Obiettivo dell'esercizio.
Riporta fedelmente il passo del testo sul desiderio che va da "Considerare deriva infatti" fino a "sono ancora tornati.", parole finali comprese.

Autore: Fabricio Turoldo
ÍNDICE:
1. L'etimologia del desiderio
2. Desiderio nostalgico e desiderio escatologico
2.1. Il desiderio nostalgico
2.2. Il desiderio escatologico
3. Desiderio e bisogno
4. Il cattivo infinito
Note e Bibliografia
1. L'etimologia del desiderio
Il termine desiderio deriva dalla
composizione della particella privativa "de" con il termine latino
sidus, sideris (plurale sidera), che significa stella. Dunque
"desidera", da cui "desiderio", significherebbe,
letteralmente, "condizione in cui sono assenti le stelle". Sembra
infatti che il termine abbia avuto origine dal linguaggio degli antichi
aruspici che, trovando il cielo coperto dalle nuvole, non erano in grado di
compiere le loro funzioni divinatorie, non potendo vedere le stelle, dalla cui
osservazione traevano le loro profezie. In questi particolari momenti di
assenza del cielo stellato, si accendeva dunque negli aruspici un desiderio
profondo delle stelle, che proseguiva sino al loro nuovo apparire. Questa
ipotesi etimologica potrebbe essere ulteriormente rafforzata dalla riflessione
sul termine "considerare", costruito in modo simile a desiderare.
Considerare deriva infatti da cum + sidera e, originariamente, significava
"divinare", cioè profetizzare, interpretando le stelle. Il termine
"desiderantes" (da "de sideribus") è presente anche nel De
Bello Gallico di Giulio Cesare, dove viene utilizzato per indicare i soldati
che stanno sotto le stelle ad aspettare quelli che, dopo aver combattuto
durante il giorno, non sono ancora tornati.
2. Desiderio nostalgico e desiderio escatologico
L'etimologia, dunque, ci rimanda
ad una condizione di assenza dell'infinito, caratteristica del desiderio. Una
prima domanda, che ci potremmo porre, è allora questa: a quale assenza rimanda
il desiderio? Si tratta dell'assenza di qualcosa di cui eravamo originariamente
in possesso, o forse il desiderio rimanda invece ad un'assenza di tipo
strutturale, ad una mancanza originaria? Questa, io credo, è certamente una
domanda decisiva, una domanda a cui peraltro la cultura greca e quella
giudaico-cristiana, di cui noi siamo gli eredi, hanno risposto in modi diversi.

Sezione dati.
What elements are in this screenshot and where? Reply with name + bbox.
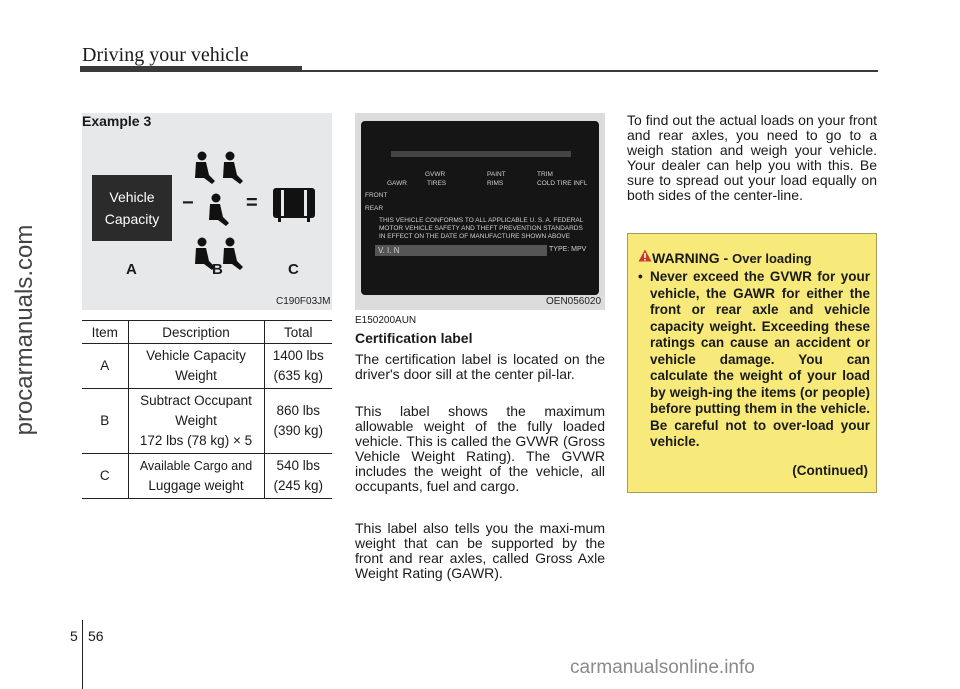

Risposta all'esercizio.
Considerare deriva infatti da cum + sidera e, originariamente, significava
"divinare", cioè profetizzare, interpretando le stelle. Il termine
"desiderantes" (da "de sideribus") è presente anche nel De
Bello Gallico di Giulio Cesare, dove viene utilizzato per indicare i soldati
che stanno sotto le stelle ad aspettare quelli che, dopo aver combattuto
durante il giorno, non sono ancora tornati.